• **INSTRUCTION**
Scan the material for the word "창업캠프", and copy each line where it shows up.

• **SOURCE DATA**
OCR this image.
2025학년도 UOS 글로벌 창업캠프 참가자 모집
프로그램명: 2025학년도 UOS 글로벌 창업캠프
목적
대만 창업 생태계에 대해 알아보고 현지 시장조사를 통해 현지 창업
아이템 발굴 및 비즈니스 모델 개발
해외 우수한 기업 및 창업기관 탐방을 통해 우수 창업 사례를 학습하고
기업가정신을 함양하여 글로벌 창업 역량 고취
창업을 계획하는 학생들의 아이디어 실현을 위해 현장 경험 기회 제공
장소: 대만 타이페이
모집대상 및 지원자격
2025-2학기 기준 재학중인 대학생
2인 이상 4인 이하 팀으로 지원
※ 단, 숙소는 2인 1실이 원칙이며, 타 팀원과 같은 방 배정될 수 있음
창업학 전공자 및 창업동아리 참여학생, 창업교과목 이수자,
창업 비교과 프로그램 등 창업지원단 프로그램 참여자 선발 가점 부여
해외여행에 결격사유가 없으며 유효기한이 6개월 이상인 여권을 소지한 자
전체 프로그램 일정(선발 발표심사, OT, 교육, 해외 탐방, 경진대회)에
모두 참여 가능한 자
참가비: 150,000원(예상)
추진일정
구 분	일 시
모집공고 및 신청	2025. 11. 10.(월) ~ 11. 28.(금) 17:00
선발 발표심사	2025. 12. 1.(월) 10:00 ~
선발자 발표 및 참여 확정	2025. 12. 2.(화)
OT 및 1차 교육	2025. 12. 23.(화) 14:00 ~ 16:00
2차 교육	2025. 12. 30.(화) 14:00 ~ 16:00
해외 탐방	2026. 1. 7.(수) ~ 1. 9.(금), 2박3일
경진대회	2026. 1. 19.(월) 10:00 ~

• **RESULT OF THE EXERCISE**
2025학년도 UOS 글로벌 창업캠프 참가자 모집
프로그램명: 2025학년도 UOS 글로벌 창업캠프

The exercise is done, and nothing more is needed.